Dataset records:
+--
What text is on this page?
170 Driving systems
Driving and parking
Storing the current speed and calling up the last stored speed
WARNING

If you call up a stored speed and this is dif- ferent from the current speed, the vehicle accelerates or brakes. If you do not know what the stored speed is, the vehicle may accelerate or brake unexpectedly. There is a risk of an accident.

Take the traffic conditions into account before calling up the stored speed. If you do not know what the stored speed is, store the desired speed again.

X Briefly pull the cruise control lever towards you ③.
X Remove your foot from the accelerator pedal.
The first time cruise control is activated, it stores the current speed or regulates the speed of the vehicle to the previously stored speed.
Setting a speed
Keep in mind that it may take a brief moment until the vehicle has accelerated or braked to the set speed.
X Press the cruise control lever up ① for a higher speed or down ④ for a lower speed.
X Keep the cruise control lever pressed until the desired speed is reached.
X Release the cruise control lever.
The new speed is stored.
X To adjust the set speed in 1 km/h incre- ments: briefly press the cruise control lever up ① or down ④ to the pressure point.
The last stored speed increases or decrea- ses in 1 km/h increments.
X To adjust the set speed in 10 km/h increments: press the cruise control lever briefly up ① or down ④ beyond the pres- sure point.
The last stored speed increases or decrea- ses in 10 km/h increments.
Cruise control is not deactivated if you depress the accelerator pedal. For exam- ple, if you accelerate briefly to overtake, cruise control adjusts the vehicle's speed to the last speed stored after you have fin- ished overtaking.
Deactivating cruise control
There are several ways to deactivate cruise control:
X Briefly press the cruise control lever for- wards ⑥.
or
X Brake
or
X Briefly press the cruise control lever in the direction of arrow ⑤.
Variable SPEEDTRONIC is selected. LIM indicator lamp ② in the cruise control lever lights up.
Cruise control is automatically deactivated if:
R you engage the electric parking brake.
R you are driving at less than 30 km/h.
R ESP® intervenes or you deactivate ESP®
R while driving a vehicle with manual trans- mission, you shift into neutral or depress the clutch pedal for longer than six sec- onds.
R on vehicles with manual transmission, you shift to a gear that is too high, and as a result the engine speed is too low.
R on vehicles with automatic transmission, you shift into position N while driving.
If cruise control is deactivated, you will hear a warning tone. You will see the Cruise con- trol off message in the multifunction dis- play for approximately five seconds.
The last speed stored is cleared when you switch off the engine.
+--
REQUIREMENT: Extract the whole listing, character for character.

ANSWER IN FULL:
What text is on this page?
170 Driving systems
Driving and parking
Storing the current speed and calling up the last stored speed
WARNING

If you call up a stored speed and this is dif- ferent from the current speed, the vehicle accelerates or brakes. If you do not know what the stored speed is, the vehicle may accelerate or brake unexpectedly. There is a risk of an accident.

Take the traffic conditions into account before calling up the stored speed. If you do not know what the stored speed is, store the desired speed again.

X Briefly pull the cruise control lever towards you ③.
X Remove your foot from the accelerator pedal.
The first time cruise control is activated, it stores the current speed or regulates the speed of the vehicle to the previously stored speed.
Setting a speed
Keep in mind that it may take a brief moment until the vehicle has accelerated or braked to the set speed.
X Press the cruise control lever up ① for a higher speed or down ④ for a lower speed.
X Keep the cruise control lever pressed until the desired speed is reached.
X Release the cruise control lever.
The new speed is stored.
X To adjust the set speed in 1 km/h incre- ments: briefly press the cruise control lever up ① or down ④ to the pressure point.
The last stored speed increases or decrea- ses in 1 km/h increments.
X To adjust the set speed in 10 km/h increments: press the cruise control lever briefly up ① or down ④ beyond the pres- sure point.
The last stored speed increases or decrea- ses in 10 km/h increments.
Cruise control is not deactivated if you depress the accelerator pedal. For exam- ple, if you accelerate briefly to overtake, cruise control adjusts the vehicle's speed to the last speed stored after you have fin- ished overtaking.
Deactivating cruise control
There are several ways to deactivate cruise control:
X Briefly press the cruise control lever for- wards ⑥.
or
X Brake
or
X Briefly press the cruise control lever in the direction of arrow ⑤.
Variable SPEEDTRONIC is selected. LIM indicator lamp ② in the cruise control lever lights up.
Cruise control is automatically deactivated if:
R you engage the electric parking brake.
R you are driving at less than 30 km/h.
R ESP® intervenes or you deactivate ESP®
R while driving a vehicle with manual trans- mission, you shift into neutral or depress the clutch pedal for longer than six sec- onds.
R on vehicles with manual transmission, you shift to a gear that is too high, and as a result the engine speed is too low.
R on vehicles with automatic transmission, you shift into position N while driving.
If cruise control is deactivated, you will hear a warning tone. You will see the Cruise con- trol off message in the multifunction dis- play for approximately five seconds.
The last speed stored is cleared when you switch off the engine.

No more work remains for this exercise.